OBJECTIVES →
A - Check the passage on Kelly Rowland's song "Work" and say whether each statement agrees with it, answering yes or no and quoting the words that decide it: (i) the music video was filmed in Los Angeles on July 26, 2007; (ii) "Work" reached number one in France; (iii) only one version of the music video was made.
B - Continue the passage on Kelly Rowland's song "Work", starting after its last sentence.
───── EXTRACT TO READ
In Australia, it reached number six on the ARIA Singles Chart and went on to be certified platinum by the Australian Recording Industry Association (ARIA) for sales of 70,000 copies. It also reached the top-ten of the singles charts in Estonia, Finland, France, Greece, Italy (where it was certified platinum for more than 31,000 digital downloads), Switzerland and Turkey. It reached number one in Bulgaria, Poland and on UK R&B and German Black Charts. Following the less successful chart performances of "Like This" and "Ghetto", "Work" widely exceeded the success of its predecessor. It has since become the third highest-charting single of Rowland's solo career, behind her 2002 collaboration "Dilemma" and subsequent "Stole," entering foreign music markets where previous efforts failed to chart on.

==Music video==

Screenshot of Kelly Rowland and her female dancers in the music video for "Work" (Los Angeles; 2007).

An accompanying music video for "Work" with directed by American music video director and photographer Philip Andelman and was filmed in Los Angeles, California on July 26, 2007. It was shot back to back with Rowland's video for her song "Comeback". According to Rowland, the choreography-heavy "hype energized" video is about "movement and color and really cool angles, shots and lights." Set amid a variety of fluorescent light environments, it features the singer and a team of dancers performing Bollywood-style dance numbers. Rowland noted that the video was different from her previous videos since her styling introduced a sexier image of her.

The imagery used in this video can be described as Rowland and her dancers posed in silhouette and shot against backdrops of vivid color and beam lighting. The beam lighting is used throughout the video to create a kaleidoscope effect which is used to break up each scene. During the last part of the clip the lighting schemes are reversed to show Rowland and her four dancers out of silhouette and performing a choreographed Bollywood-style routine against a black backdrop. Two versions of the video were made; one with the original album version and one with the Freemasons radio edit.
──────────
───── DATA EXTRACT
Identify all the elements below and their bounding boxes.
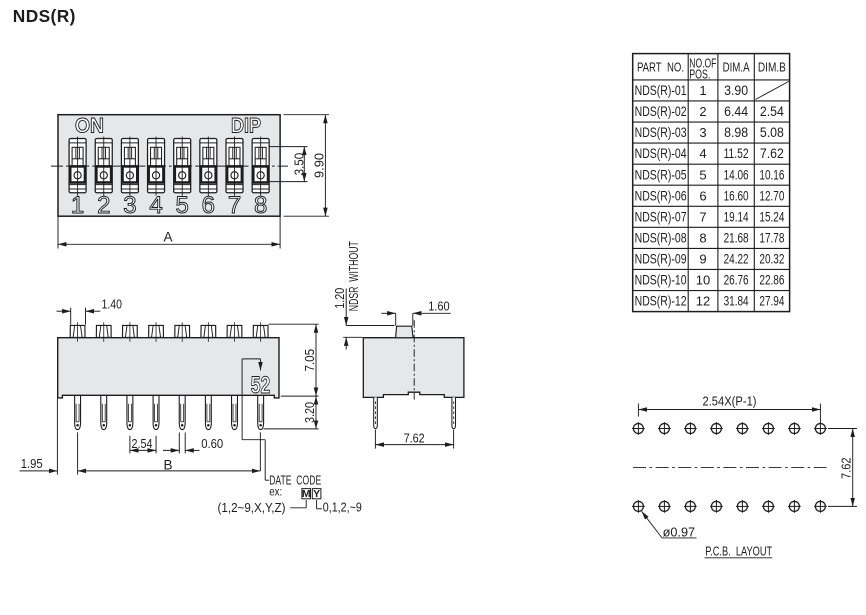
──────────
EXPECTED RESULTS →
A -
(i) Yes: "filmed in Los Angeles, California on July 26, 2007"
(ii) No: "It reached number one in Bulgaria, Poland and on UK R&B and German Black Charts."
(iii) No: "Two versions of the video were made"

B -
"Work" was originally set to premiere during the September 10, 2007, episode of BET's Access Granted, along with the music video for "Ghetto", however, this did not materialize as there was confusion over which would be Rowland's next single, as the artist now had three videos shot. After her record label rescheduled the air date to October 22, 2007, the release was further pushed back, and the video finally premiered on the December 5, 2007, at SoUrban.com, the record label website for the Sony Urban Music division in the United Kingdom. In 2009, the video for "Work" was temporarily removed from video-sharing platforms such as YouTube and MTV.com after the estate of American minimalist Dan Flavin declared that similarities with Flavin's work had led to legal action, involving monetary damages for the estate.

==Remixes==
In support of its single release, Columbia Records consulted several British DJs to produce remixes of "Work" for international music markets where, other than in the United States, pure pop and funky house had dominated radio and the charts in the mid-2000s. While Steve Pitron and Max Sanna collaborated on a fast-paced bitpop version of the song, Russell Small and James Wiltshire from DJ duo Freemasons created a bhangra-infused dance pop remix of "Work" that blends disco music with Indian instruments. Known for their Grammy-nominated work with Beyoncé, Rowland's team approached Freemasons to rework her song after their club-oriented remix of "Déjà Vu" (2006) had received significantly more airplay on British radio than Beyoncé's R&B-led original.
When asked about the collaboration, Rowland elaborated in an interview with British music magazine Blues & Soul: "I remember my A&R telling me what a great job they'd done with Beyoncé's remixes and that we should give them a try. So we did."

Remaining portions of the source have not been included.